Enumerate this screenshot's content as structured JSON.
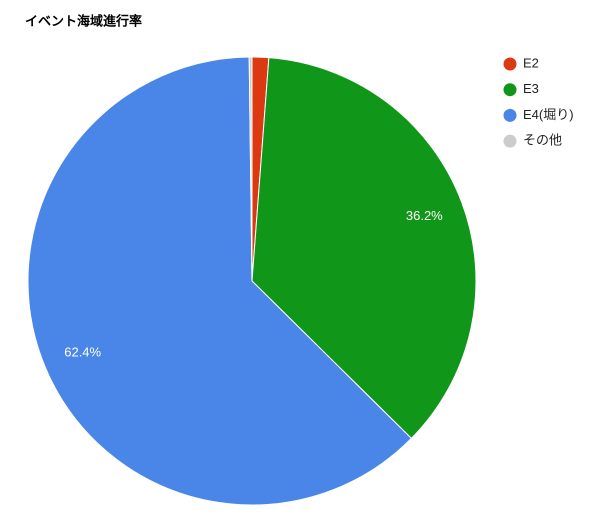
{
  "chart_data": {
    "type": "pie",
    "title": "イベント海域進行率",
    "categories": [
      "E2",
      "E3",
      "E4(堀り)",
      "その他"
    ],
    "values": [
      1.2,
      36.2,
      62.4,
      0.2
    ],
    "value_labels": [
      null,
      "36.2%",
      "62.4%",
      null
    ],
    "colors": [
      "#dc3912",
      "#109618",
      "#4a86e8",
      "#cccccc"
    ],
    "legend": "right"
  }
}
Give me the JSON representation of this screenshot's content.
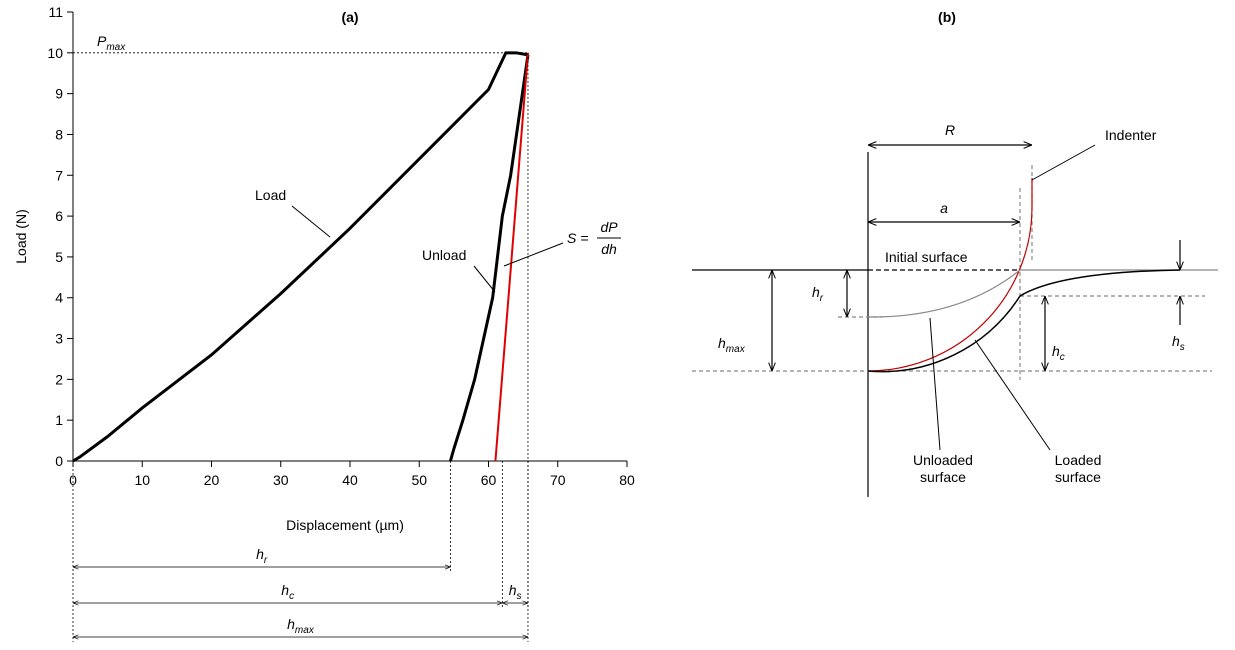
{
  "chart_data": {
    "type": "line",
    "title": "(a)",
    "x_label": "Displacement (µm)",
    "y_label": "Load (N)",
    "xlim": [
      0,
      80
    ],
    "xticks": [
      0,
      10,
      20,
      30,
      40,
      50,
      60,
      70,
      80
    ],
    "ylim": [
      0,
      11
    ],
    "yticks": [
      0,
      1,
      2,
      3,
      4,
      5,
      6,
      7,
      8,
      9,
      10,
      11
    ],
    "series": [
      {
        "name": "Load",
        "color": "#000000",
        "x": [
          0,
          1,
          5,
          10,
          20,
          30,
          40,
          50,
          60,
          62.5,
          64,
          65.7
        ],
        "values": [
          0,
          0.1,
          0.6,
          1.3,
          2.6,
          4.1,
          5.7,
          7.4,
          9.1,
          10,
          10,
          9.95
        ]
      },
      {
        "name": "Unload",
        "color": "#000000",
        "x": [
          65.7,
          63.2,
          62,
          60.6,
          58,
          56.3,
          55,
          54.5
        ],
        "values": [
          9.95,
          7,
          6,
          4,
          2,
          1,
          0.3,
          0
        ]
      }
    ],
    "tangent": {
      "color": "#e00000",
      "x": [
        61,
        65.7
      ],
      "values": [
        0,
        10
      ],
      "label": {
        "lhs": "S =",
        "numerator": "dP",
        "denominator": "dh"
      }
    },
    "pmax": {
      "label": {
        "symbol": "P",
        "subscript": "max"
      },
      "value": 10,
      "x": 65.7
    },
    "dimensions": [
      {
        "label": {
          "symbol": "h",
          "subscript": "r"
        },
        "from": 0,
        "to": 54.5
      },
      {
        "label": {
          "symbol": "h",
          "subscript": "c"
        },
        "from": 0,
        "to": 62
      },
      {
        "label": {
          "symbol": "h",
          "subscript": "s"
        },
        "from": 62,
        "to": 65.7
      },
      {
        "label": {
          "symbol": "h",
          "subscript": "max"
        },
        "from": 0,
        "to": 65.7
      }
    ]
  },
  "diagram": {
    "title": "(b)",
    "R": "R",
    "a": "a",
    "initial_surface": "Initial surface",
    "indenter": "Indenter",
    "h_r": {
      "symbol": "h",
      "subscript": "r"
    },
    "h_max": {
      "symbol": "h",
      "subscript": "max"
    },
    "h_c": {
      "symbol": "h",
      "subscript": "c"
    },
    "h_s": {
      "symbol": "h",
      "subscript": "s"
    },
    "unloaded_surface": [
      "Unloaded",
      "surface"
    ],
    "loaded_surface": [
      "Loaded",
      "surface"
    ]
  }
}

### Goal
All of the material above should be reproduced exactly, except the pictures.

### Answer
Enumerate this screenshot's content as structured JSON.
{
  "chart_data": {
    "type": "pie",
    "title": "イベント海域進行率",
    "categories": [
      "E2",
      "E3",
      "E4(堀り)",
      "その他"
    ],
    "values": [
      1.2,
      36.2,
      62.4,
      0.2
    ],
    "value_labels": [
      null,
      "36.2%",
      "62.4%",
      null
    ],
    "colors": [
      "#dc3912",
      "#109618",
      "#4a86e8",
      "#cccccc"
    ],
    "legend": "right"
  }
}
Give me the JSON representation of this screenshot's content.
{
  "chart_data": {
    "type": "line",
    "title": "(a)",
    "x_label": "Displacement (µm)",
    "y_label": "Load (N)",
    "xlim": [
      0,
      80
    ],
    "xticks": [
      0,
      10,
      20,
      30,
      40,
      50,
      60,
      70,
      80
    ],
    "ylim": [
      0,
      11
    ],
    "yticks": [
      0,
      1,
      2,
      3,
      4,
      5,
      6,
      7,
      8,
      9,
      10,
      11
    ],
    "series": [
      {
        "name": "Load",
        "color": "#000000",
        "x": [
          0,
          1,
          5,
          10,
          20,
          30,
          40,
          50,
          60,
          62.5,
          64,
          65.7
        ],
        "values": [
          0,
          0.1,
          0.6,
          1.3,
          2.6,
          4.1,
          5.7,
          7.4,
          9.1,
          10,
          10,
          9.95
        ]
      },
      {
        "name": "Unload",
        "color": "#000000",
        "x": [
          65.7,
          63.2,
          62,
          60.6,
          58,
          56.3,
          55,
          54.5
        ],
        "values": [
          9.95,
          7,
          6,
          4,
          2,
          1,
          0.3,
          0
        ]
      }
    ],
    "tangent": {
      "color": "#e00000",
      "x": [
        61,
        65.7
      ],
      "values": [
        0,
        10
      ],
      "label": {
        "lhs": "S =",
        "numerator": "dP",
        "denominator": "dh"
      }
    },
    "pmax": {
      "label": {
        "symbol": "P",
        "subscript": "max"
      },
      "value": 10,
      "x": 65.7
    },
    "dimensions": [
      {
        "label": {
          "symbol": "h",
          "subscript": "r"
        },
        "from": 0,
        "to": 54.5
      },
      {
        "label": {
          "symbol": "h",
          "subscript": "c"
        },
        "from": 0,
        "to": 62
      },
      {
        "label": {
          "symbol": "h",
          "subscript": "s"
        },
        "from": 62,
        "to": 65.7
      },
      {
        "label": {
          "symbol": "h",
          "subscript": "max"
        },
        "from": 0,
        "to": 65.7
      }
    ]
  },
  "diagram": {
    "title": "(b)",
    "R": "R",
    "a": "a",
    "initial_surface": "Initial surface",
    "indenter": "Indenter",
    "h_r": {
      "symbol": "h",
      "subscript": "r"
    },
    "h_max": {
      "symbol": "h",
      "subscript": "max"
    },
    "h_c": {
      "symbol": "h",
      "subscript": "c"
    },
    "h_s": {
      "symbol": "h",
      "subscript": "s"
    },
    "unloaded_surface": [
      "Unloaded",
      "surface"
    ],
    "loaded_surface": [
      "Loaded",
      "surface"
    ]
  }
}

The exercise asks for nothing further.